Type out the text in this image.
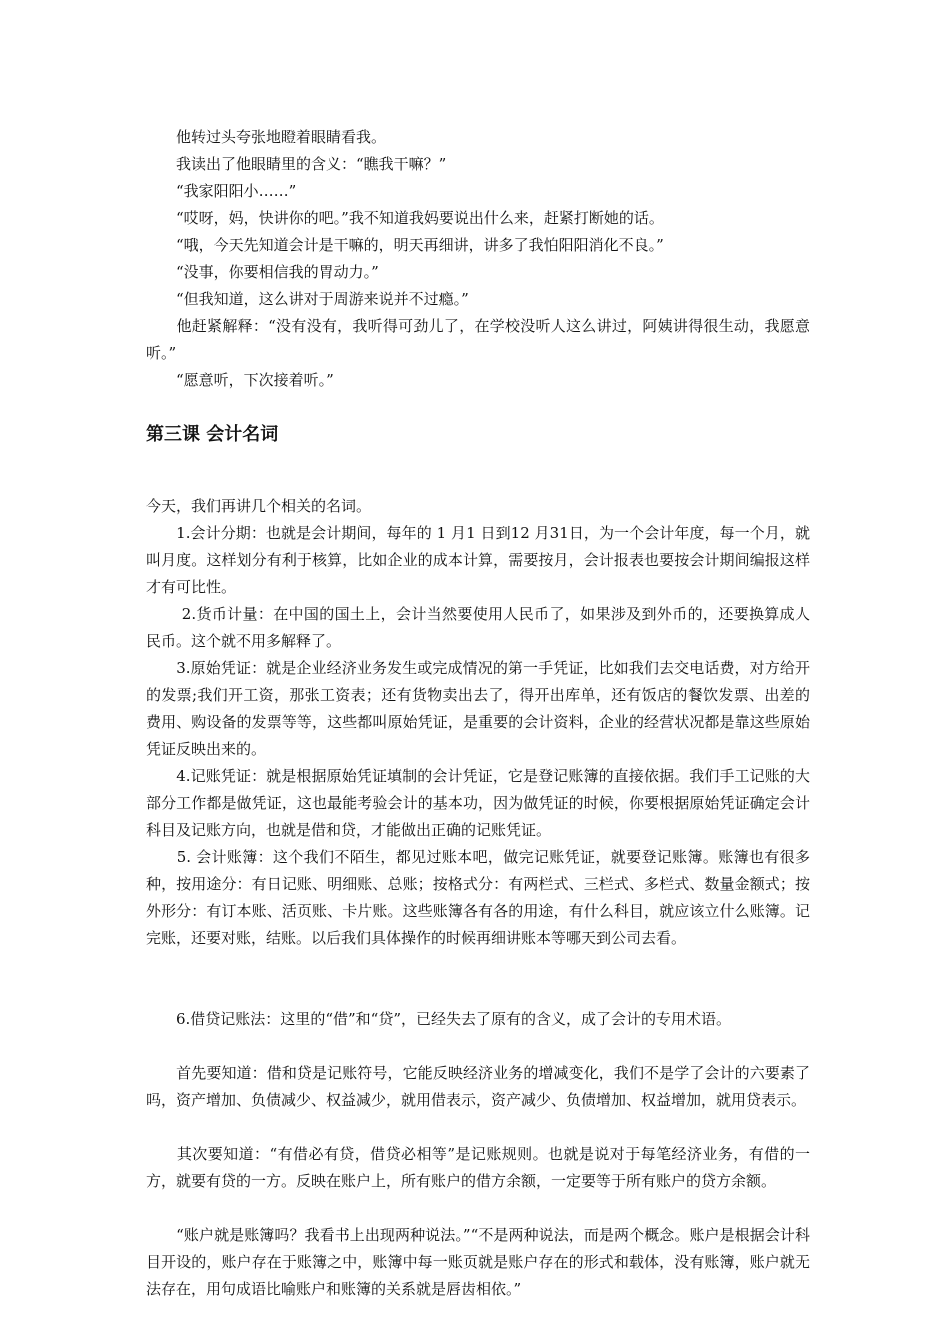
　　他转过头夸张地瞪着眼睛看我。

　　我读出了他眼睛里的含义：“瞧我干嘛？”

　　“我家阳阳小……”

　　“哎呀，妈，快讲你的吧。”我不知道我妈要说出什么来，赶紧打断她的话。

　　“哦，今天先知道会计是干嘛的，明天再细讲，讲多了我怕阳阳消化不良。”

　　“没事，你要相信我的胃动力。”

　　“但我知道，这么讲对于周游来说并不过瘾。”

　　他赶紧解释：“没有没有，我听得可劲儿了，在学校没听人这么讲过，阿姨讲得很生动，我愿意听。”

　　“愿意听，下次接着听。”

第三课 会计名词

今天，我们再讲几个相关的名词。

　　1.会计分期：也就是会计期间，每年的 1 月1 日到12 月31日，为一个会计年度，每一个月，就叫月度。这样划分有利于核算，比如企业的成本计算，需要按月，会计报表也要按会计期间编报这样才有可比性。

　　 2.货币计量：在中国的国土上，会计当然要使用人民币了，如果涉及到外币的，还要换算成人民币。这个就不用多解释了。

　　3.原始凭证：就是企业经济业务发生或完成情况的第一手凭证，比如我们去交电话费，对方给开的发票;我们开工资，那张工资表；还有货物卖出去了，得开出库单，还有饭店的餐饮发票、出差的费用、购设备的发票等等，这些都叫原始凭证，是重要的会计资料，企业的经营状况都是靠这些原始凭证反映出来的。

　　4.记账凭证：就是根据原始凭证填制的会计凭证，它是登记账簿的直接依据。我们手工记账的大部分工作都是做凭证，这也最能考验会计的基本功，因为做凭证的时候，你要根据原始凭证确定会计科目及记账方向，也就是借和贷，才能做出正确的记账凭证。

　　5. 会计账簿：这个我们不陌生，都见过账本吧，做完记账凭证，就要登记账簿。账簿也有很多种，按用途分：有日记账、明细账、总账；按格式分：有两栏式、三栏式、多栏式、数量金额式；按外形分：有订本账、活页账、卡片账。这些账簿各有各的用途，有什么科目，就应该立什么账簿。记完账，还要对账，结账。以后我们具体操作的时候再细讲账本等哪天到公司去看。

　　6.借贷记账法：这里的“借”和“贷”，已经失去了原有的含义，成了会计的专用术语。

　　首先要知道：借和贷是记账符号，它能反映经济业务的增减变化，我们不是学了会计的六要素了吗，资产增加、负债减少、权益减少，就用借表示，资产减少、负债增加、权益增加，就用贷表示。

　　其次要知道：“有借必有贷，借贷必相等”是记账规则。也就是说对于每笔经济业务，有借的一方，就要有贷的一方。反映在账户上，所有账户的借方余额，一定要等于所有账户的贷方余额。

　　“账户就是账簿吗？我看书上出现两种说法。”“不是两种说法，而是两个概念。账户是根据会计科目开设的，账户存在于账簿之中，账簿中每一账页就是账户存在的形式和载体，没有账簿，账户就无法存在，用句成语比喻账户和账簿的关系就是唇齿相依。”
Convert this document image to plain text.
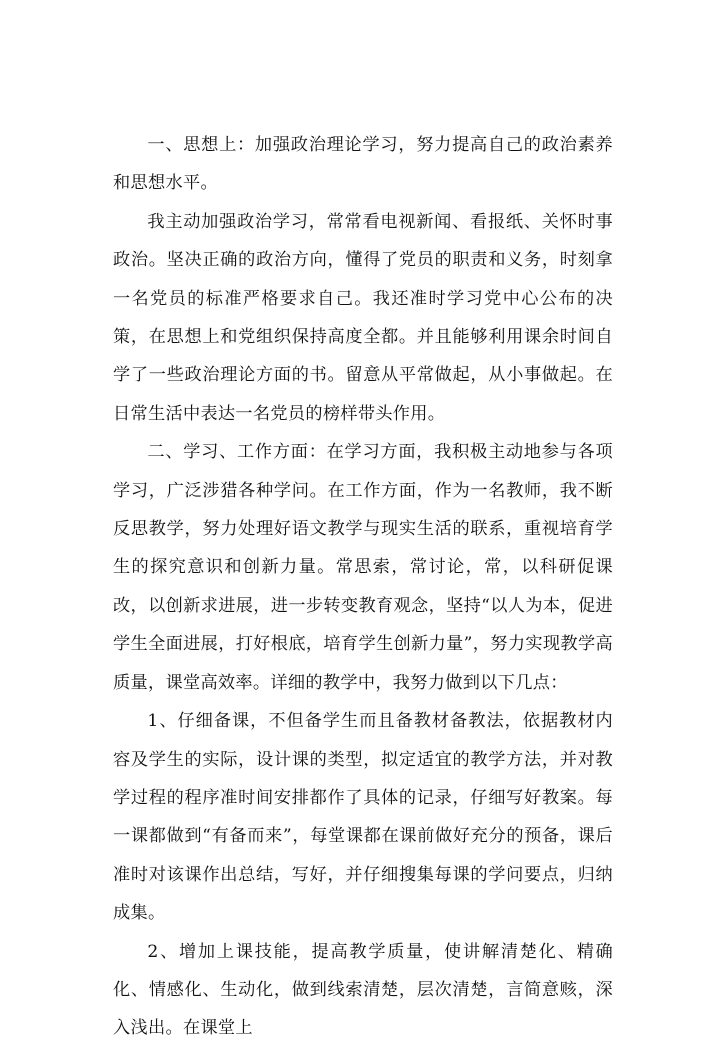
一、思想上：加强政治理论学习，努力提高自己的政治素养和思想水平。

我主动加强政治学习，常常看电视新闻、看报纸、关怀时事政治。坚决正确的政治方向，懂得了党员的职责和义务，时刻拿一名党员的标准严格要求自己。我还准时学习党中心公布的决策，在思想上和党组织保持高度全都。并且能够利用课余时间自学了一些政治理论方面的书。留意从平常做起，从小事做起。在日常生活中表达一名党员的榜样带头作用。

二、学习、工作方面：在学习方面，我积极主动地参与各项学习，广泛涉猎各种学问。在工作方面，作为一名教师，我不断反思教学，努力处理好语文教学与现实生活的联系，重视培育学生的探究意识和创新力量。常思索，常讨论，常，以科研促课改，以创新求进展，进一步转变教育观念，坚持“以人为本，促进学生全面进展，打好根底，培育学生创新力量”，努力实现教学高质量，课堂高效率。详细的教学中，我努力做到以下几点：

1、仔细备课，不但备学生而且备教材备教法，依据教材内容及学生的实际，设计课的类型，拟定适宜的教学方法，并对教学过程的程序准时间安排都作了具体的记录，仔细写好教案。每一课都做到“有备而来”，每堂课都在课前做好充分的预备，课后准时对该课作出总结，写好，并仔细搜集每课的学问要点，归纳成集。

2、增加上课技能，提高教学质量，使讲解清楚化、精确化、情感化、生动化，做到线索清楚，层次清楚，言简意赅，深入浅出。在课堂上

What is asked:
Provide the number of lines containing the string "image", with no other output.

Worked solution:
2